Data items
++++++++++++++++++++

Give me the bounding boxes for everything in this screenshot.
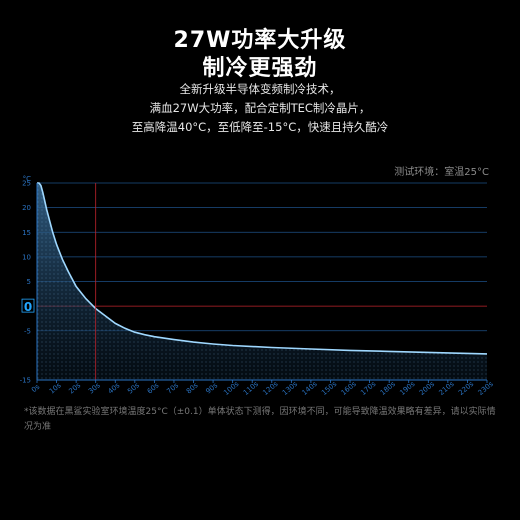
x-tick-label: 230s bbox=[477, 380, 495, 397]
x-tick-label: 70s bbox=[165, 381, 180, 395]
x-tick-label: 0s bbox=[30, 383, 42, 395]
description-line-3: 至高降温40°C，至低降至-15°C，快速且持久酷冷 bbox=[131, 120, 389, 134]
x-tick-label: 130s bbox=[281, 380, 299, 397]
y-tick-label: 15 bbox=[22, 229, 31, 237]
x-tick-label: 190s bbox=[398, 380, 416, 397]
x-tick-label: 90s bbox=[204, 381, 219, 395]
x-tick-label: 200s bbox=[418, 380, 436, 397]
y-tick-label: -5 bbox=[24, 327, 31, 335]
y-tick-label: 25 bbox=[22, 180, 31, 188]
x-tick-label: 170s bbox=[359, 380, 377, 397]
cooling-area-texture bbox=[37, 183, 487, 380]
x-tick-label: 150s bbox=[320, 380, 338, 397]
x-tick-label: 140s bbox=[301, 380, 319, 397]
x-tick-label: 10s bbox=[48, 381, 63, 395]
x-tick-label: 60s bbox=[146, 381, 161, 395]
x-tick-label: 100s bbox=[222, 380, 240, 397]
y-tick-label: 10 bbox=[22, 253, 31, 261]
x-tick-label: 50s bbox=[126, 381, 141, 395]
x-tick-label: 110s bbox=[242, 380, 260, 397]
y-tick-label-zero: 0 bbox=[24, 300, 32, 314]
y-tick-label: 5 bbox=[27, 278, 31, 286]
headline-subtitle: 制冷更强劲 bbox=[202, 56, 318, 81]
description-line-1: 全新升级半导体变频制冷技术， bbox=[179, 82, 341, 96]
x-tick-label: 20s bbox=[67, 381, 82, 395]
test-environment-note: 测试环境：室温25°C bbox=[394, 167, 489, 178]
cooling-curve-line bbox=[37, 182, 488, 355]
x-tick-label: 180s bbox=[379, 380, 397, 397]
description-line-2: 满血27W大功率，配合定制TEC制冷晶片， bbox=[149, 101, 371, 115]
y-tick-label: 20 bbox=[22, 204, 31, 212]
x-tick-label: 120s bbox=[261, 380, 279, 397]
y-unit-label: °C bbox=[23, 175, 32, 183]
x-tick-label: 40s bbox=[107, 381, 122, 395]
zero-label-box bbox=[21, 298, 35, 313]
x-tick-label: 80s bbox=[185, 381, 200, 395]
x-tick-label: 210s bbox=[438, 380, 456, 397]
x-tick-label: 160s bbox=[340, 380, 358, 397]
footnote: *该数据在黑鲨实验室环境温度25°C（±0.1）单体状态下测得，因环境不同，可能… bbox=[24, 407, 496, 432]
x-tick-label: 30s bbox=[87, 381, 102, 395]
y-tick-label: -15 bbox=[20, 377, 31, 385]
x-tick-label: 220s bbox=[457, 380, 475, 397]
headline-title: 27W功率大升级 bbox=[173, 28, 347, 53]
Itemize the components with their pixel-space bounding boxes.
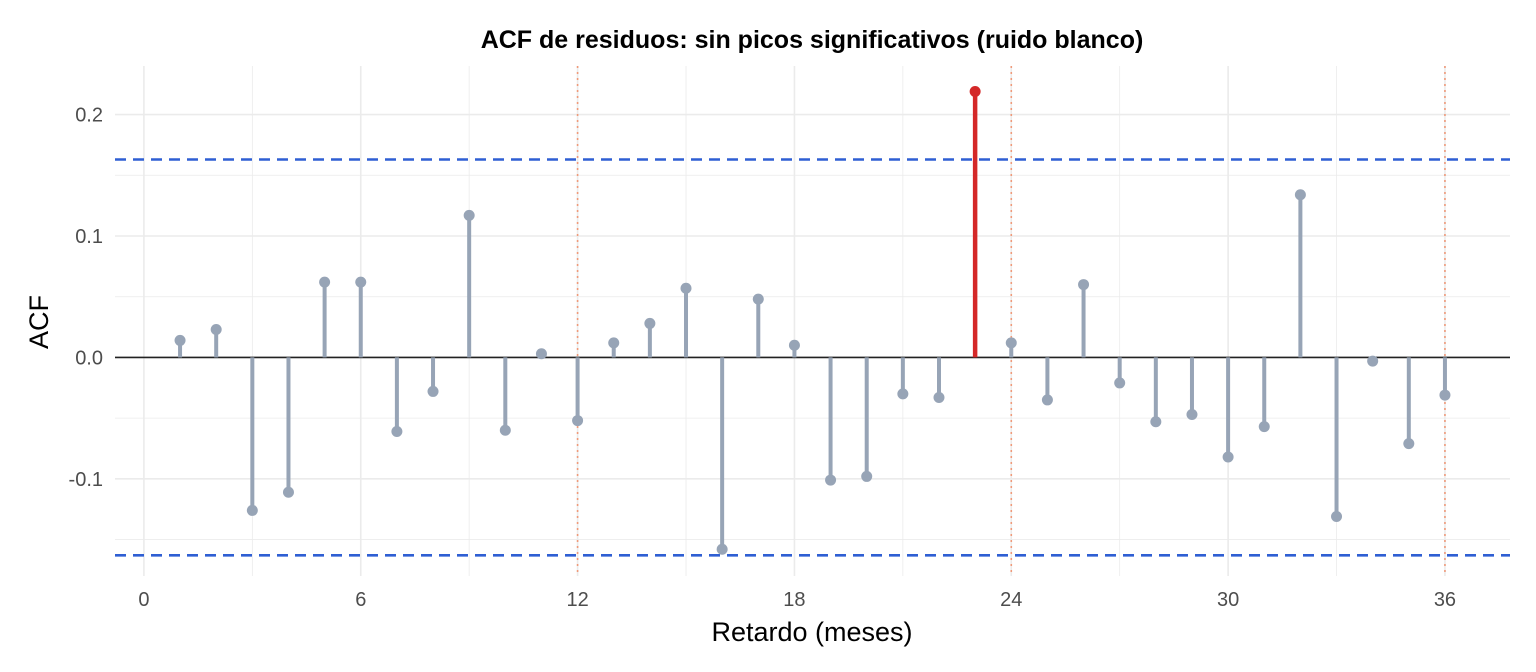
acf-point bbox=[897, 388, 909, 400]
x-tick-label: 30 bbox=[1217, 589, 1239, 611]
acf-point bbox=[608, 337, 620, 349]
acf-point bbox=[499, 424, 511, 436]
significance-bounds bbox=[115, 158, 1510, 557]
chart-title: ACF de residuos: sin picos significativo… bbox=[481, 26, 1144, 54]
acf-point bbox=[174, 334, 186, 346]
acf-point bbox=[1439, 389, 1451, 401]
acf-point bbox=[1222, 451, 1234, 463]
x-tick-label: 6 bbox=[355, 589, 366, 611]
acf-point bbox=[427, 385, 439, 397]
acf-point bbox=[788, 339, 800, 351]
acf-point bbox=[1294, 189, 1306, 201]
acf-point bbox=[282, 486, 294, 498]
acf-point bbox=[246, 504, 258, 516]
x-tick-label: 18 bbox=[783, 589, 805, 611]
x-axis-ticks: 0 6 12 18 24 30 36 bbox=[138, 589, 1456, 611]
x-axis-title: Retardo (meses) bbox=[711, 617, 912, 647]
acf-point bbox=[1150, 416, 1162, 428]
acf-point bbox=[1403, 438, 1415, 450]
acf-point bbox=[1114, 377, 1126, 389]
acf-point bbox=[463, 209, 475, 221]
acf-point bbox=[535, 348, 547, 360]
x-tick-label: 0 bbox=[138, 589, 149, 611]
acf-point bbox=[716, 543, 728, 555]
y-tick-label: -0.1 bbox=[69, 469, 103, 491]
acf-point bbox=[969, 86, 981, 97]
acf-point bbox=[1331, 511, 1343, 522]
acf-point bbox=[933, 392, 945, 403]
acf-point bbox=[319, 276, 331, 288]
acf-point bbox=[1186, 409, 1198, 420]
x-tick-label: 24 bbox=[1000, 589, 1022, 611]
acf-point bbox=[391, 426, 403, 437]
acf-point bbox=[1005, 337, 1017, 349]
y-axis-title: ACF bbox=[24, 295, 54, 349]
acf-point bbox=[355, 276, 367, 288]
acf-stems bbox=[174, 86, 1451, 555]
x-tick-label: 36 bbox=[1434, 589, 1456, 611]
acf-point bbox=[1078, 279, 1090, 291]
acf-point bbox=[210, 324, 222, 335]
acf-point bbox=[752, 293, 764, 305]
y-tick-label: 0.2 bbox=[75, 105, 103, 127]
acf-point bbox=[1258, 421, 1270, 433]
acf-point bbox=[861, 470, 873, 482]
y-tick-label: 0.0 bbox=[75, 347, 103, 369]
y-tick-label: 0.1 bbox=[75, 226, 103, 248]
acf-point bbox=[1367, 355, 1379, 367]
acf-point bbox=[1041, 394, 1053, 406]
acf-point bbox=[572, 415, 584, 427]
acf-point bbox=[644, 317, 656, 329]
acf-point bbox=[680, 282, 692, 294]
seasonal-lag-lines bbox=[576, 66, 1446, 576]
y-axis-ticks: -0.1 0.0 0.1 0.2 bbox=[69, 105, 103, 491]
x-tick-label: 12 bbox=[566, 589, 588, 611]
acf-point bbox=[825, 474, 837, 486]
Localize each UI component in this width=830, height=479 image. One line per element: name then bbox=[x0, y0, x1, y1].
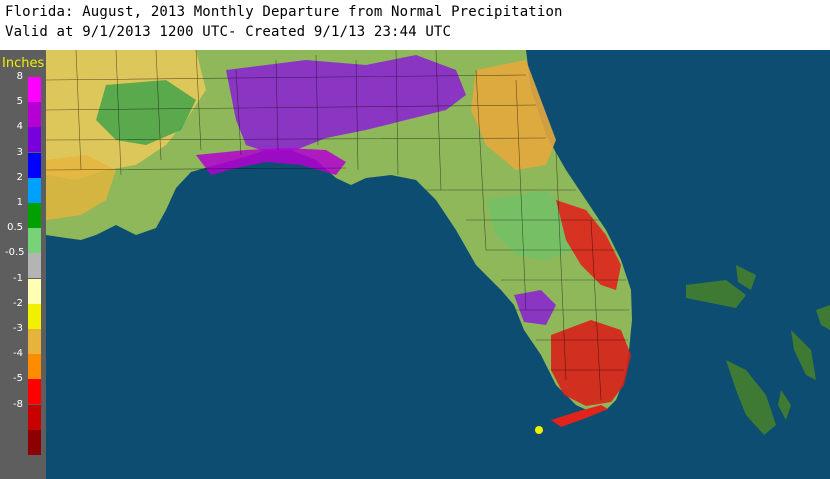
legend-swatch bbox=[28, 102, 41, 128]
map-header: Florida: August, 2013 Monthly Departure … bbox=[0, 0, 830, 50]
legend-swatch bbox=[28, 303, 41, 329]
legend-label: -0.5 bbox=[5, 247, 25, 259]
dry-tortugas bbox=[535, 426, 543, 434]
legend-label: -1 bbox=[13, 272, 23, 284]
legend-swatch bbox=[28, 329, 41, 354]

++++++++++++++++++++

From the data items above, copy each line that contains the string "this", matching case exactly.

Give me the bounding boxes for everything in this screenshot.
Localize each UI component in this width=830, height=479 image. One line per element: name then bbox=[x0, y0, x1, y1].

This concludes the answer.